→ **Requirement**
Pictures do not belong in the copy; transcribe everything else in the records exactly.

→ **The input**

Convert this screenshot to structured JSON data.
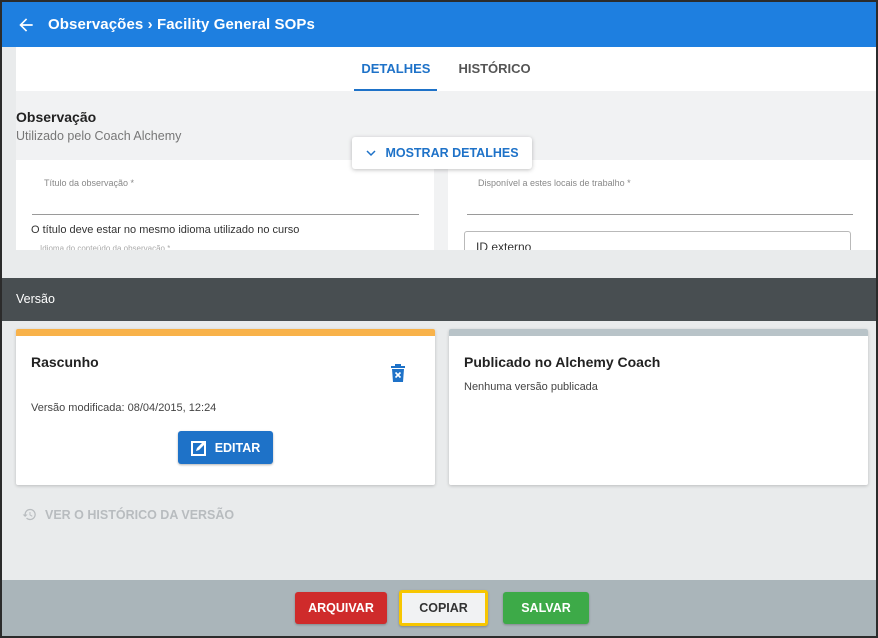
{
  "header": {
    "title": "Observações › Facility General SOPs",
    "back_icon": "arrow-left-icon"
  },
  "tabs": [
    {
      "label": "DETALHES",
      "active": true
    },
    {
      "label": "HISTÓRICO",
      "active": false
    }
  ],
  "details": {
    "title": "Observação",
    "subtitle": "Utilizado pelo Coach Alchemy",
    "show_more_label": "MOSTRAR DETALHES",
    "fields": {
      "title_label": "Título da observação *",
      "title_hint": "O título deve estar no mesmo idioma utilizado no curso",
      "language_label": "Idioma do conteúdo da observação *",
      "locations_label": "Disponível a estes locais de trabalho *",
      "external_id_label": "ID externo"
    }
  },
  "version": {
    "section_title": "Versão",
    "draft": {
      "title": "Rascunho",
      "modified": "Versão modificada: 08/04/2015, 12:24",
      "edit_label": "EDITAR",
      "stripe_color": "#f8b24a"
    },
    "published": {
      "title": "Publicado no Alchemy Coach",
      "status": "Nenhuma versão publicada",
      "stripe_color": "#b8c3c8"
    },
    "history_link": "VER O HISTÓRICO DA VERSÃO"
  },
  "actions": {
    "archive": "ARQUIVAR",
    "copy": "COPIAR",
    "save": "SALVAR"
  },
  "colors": {
    "primary": "#1e7fe0",
    "danger": "#cf2b2b",
    "success": "#3daa48",
    "highlight": "#f7c600"
  }
}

→ **Solution to this problem**
Convert this screenshot to structured JSON data.
{
  "header": {
    "title": "Observações › Facility General SOPs",
    "back_icon": "arrow-left-icon"
  },
  "tabs": [
    {
      "label": "DETALHES",
      "active": true
    },
    {
      "label": "HISTÓRICO",
      "active": false
    }
  ],
  "details": {
    "title": "Observação",
    "subtitle": "Utilizado pelo Coach Alchemy",
    "show_more_label": "MOSTRAR DETALHES",
    "fields": {
      "title_label": "Título da observação *",
      "title_hint": "O título deve estar no mesmo idioma utilizado no curso",
      "language_label": "Idioma do conteúdo da observação *",
      "locations_label": "Disponível a estes locais de trabalho *",
      "external_id_label": "ID externo"
    }
  },
  "version": {
    "section_title": "Versão",
    "draft": {
      "title": "Rascunho",
      "modified": "Versão modificada: 08/04/2015, 12:24",
      "edit_label": "EDITAR",
      "stripe_color": "#f8b24a"
    },
    "published": {
      "title": "Publicado no Alchemy Coach",
      "status": "Nenhuma versão publicada",
      "stripe_color": "#b8c3c8"
    },
    "history_link": "VER O HISTÓRICO DA VERSÃO"
  },
  "actions": {
    "archive": "ARQUIVAR",
    "copy": "COPIAR",
    "save": "SALVAR"
  },
  "colors": {
    "primary": "#1e7fe0",
    "danger": "#cf2b2b",
    "success": "#3daa48",
    "highlight": "#f7c600"
  }
}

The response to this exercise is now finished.